— START OF Records shown —

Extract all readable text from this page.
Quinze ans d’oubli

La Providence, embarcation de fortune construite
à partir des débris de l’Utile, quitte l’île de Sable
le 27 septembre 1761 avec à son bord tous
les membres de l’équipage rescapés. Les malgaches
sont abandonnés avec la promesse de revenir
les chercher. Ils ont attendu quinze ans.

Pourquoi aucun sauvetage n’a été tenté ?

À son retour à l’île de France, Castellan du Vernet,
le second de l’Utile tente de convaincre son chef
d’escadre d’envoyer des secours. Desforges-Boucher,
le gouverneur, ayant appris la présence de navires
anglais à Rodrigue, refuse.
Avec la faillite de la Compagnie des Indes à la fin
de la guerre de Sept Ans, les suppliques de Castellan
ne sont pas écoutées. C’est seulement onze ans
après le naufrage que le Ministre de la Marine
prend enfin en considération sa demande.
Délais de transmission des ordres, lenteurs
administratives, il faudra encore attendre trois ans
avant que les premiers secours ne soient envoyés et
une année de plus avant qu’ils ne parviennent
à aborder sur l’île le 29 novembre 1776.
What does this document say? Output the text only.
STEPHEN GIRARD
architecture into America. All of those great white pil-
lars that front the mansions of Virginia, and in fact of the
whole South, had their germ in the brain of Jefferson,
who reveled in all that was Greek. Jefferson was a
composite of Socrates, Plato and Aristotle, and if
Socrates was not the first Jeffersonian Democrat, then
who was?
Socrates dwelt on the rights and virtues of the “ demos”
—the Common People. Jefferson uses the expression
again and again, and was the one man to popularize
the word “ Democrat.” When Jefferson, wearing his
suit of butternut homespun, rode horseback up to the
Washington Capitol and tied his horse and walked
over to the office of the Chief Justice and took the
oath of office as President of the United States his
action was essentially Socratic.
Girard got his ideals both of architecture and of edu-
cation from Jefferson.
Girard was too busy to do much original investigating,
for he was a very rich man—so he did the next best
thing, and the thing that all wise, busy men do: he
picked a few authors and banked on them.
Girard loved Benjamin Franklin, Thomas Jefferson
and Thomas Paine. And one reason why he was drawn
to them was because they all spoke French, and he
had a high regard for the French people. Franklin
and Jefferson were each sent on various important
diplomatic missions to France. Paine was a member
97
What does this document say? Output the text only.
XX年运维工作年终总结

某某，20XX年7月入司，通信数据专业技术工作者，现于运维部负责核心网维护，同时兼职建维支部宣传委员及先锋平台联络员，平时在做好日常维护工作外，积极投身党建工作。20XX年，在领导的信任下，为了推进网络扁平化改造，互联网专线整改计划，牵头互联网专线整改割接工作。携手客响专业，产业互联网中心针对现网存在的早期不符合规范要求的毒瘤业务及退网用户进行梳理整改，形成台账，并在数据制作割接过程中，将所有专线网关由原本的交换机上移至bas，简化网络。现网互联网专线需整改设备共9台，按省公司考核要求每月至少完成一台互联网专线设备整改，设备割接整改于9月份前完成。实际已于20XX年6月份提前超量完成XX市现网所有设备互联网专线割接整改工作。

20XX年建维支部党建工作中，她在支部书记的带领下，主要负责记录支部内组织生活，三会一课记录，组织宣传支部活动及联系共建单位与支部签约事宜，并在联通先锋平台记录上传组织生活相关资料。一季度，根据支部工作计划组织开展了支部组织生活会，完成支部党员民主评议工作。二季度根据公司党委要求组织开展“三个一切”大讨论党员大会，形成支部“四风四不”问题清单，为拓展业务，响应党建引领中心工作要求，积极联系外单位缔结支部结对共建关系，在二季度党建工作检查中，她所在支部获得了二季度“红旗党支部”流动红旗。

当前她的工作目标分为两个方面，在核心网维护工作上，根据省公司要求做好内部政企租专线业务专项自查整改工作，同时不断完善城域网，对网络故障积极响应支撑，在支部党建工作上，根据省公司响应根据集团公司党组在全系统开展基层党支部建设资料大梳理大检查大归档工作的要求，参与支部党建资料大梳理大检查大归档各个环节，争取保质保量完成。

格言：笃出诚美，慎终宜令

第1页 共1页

— END OF Records shown —

Short problem: Lines containing the word "Socrates" are to be tallied; report only the total.

The result: 3